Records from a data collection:
◇ ◇ ◇ ◇ ◇ ◇ ◇
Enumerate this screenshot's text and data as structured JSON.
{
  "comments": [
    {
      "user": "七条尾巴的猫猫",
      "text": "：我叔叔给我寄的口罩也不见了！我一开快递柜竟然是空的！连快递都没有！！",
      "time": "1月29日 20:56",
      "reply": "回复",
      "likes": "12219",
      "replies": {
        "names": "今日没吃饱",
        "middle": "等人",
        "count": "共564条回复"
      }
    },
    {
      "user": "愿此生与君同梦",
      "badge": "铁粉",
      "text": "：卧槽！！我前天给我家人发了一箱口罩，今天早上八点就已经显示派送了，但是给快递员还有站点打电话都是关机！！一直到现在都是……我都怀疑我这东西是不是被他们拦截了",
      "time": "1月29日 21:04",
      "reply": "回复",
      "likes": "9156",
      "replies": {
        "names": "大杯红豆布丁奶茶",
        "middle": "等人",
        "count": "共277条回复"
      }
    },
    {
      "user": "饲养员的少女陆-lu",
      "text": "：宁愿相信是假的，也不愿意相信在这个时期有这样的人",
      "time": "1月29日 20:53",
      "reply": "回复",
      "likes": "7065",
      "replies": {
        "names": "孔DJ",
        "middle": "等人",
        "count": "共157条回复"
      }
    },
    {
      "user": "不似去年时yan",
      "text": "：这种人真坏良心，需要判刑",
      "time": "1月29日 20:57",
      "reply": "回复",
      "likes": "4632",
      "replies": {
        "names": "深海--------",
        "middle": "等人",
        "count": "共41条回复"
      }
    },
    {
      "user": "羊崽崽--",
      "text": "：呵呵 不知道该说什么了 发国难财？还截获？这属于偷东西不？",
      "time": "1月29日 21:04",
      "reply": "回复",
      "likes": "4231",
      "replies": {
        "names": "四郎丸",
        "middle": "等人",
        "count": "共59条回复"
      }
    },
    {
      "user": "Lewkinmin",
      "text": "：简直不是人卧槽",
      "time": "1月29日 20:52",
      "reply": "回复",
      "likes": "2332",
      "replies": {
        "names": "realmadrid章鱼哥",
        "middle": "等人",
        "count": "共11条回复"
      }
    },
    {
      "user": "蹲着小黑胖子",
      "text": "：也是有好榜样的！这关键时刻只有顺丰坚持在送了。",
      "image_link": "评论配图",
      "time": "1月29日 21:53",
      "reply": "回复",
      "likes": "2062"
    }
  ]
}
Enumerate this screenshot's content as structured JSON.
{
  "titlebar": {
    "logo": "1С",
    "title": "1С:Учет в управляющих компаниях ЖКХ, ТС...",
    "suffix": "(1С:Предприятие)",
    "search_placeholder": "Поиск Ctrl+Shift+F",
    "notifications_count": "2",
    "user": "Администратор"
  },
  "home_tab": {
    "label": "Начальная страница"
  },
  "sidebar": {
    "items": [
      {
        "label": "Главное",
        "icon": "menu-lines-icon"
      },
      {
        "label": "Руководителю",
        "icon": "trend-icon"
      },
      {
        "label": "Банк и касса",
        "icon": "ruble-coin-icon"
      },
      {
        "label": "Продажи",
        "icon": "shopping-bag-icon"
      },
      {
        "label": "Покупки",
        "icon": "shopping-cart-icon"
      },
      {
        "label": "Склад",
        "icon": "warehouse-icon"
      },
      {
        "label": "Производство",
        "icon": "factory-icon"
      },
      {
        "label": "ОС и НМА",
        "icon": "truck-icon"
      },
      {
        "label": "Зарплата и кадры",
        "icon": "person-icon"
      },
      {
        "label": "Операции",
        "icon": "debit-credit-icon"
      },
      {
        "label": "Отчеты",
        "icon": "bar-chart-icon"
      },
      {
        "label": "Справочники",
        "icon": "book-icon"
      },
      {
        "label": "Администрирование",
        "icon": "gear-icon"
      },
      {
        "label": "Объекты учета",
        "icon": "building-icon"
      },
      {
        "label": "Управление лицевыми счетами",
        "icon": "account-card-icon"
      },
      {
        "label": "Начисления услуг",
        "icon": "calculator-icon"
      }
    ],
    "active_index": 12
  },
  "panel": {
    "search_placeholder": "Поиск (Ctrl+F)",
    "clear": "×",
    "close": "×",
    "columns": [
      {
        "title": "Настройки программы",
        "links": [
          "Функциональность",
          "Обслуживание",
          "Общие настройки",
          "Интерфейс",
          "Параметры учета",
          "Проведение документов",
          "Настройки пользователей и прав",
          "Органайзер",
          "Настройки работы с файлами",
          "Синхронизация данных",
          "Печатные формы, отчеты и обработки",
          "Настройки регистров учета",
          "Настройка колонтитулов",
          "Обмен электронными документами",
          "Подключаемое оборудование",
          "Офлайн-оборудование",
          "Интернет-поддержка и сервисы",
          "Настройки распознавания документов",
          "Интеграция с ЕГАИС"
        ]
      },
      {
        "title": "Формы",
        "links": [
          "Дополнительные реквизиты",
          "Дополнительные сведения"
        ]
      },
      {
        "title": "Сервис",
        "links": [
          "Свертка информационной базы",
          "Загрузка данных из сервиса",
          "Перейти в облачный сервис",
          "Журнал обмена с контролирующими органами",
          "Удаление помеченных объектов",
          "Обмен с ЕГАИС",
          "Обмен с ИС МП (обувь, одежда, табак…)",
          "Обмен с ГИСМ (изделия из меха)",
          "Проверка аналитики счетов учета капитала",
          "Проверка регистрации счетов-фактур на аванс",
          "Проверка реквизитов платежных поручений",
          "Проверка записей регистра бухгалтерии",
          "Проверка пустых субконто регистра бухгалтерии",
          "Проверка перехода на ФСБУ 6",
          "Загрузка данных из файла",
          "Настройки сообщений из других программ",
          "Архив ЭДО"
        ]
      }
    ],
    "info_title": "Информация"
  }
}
◇ ◇ ◇ ◇ ◇ ◇ ◇
*Task goal*
Going through the entries above, tally each line that has the word "this". Answer with the number only.

*Complete output*
2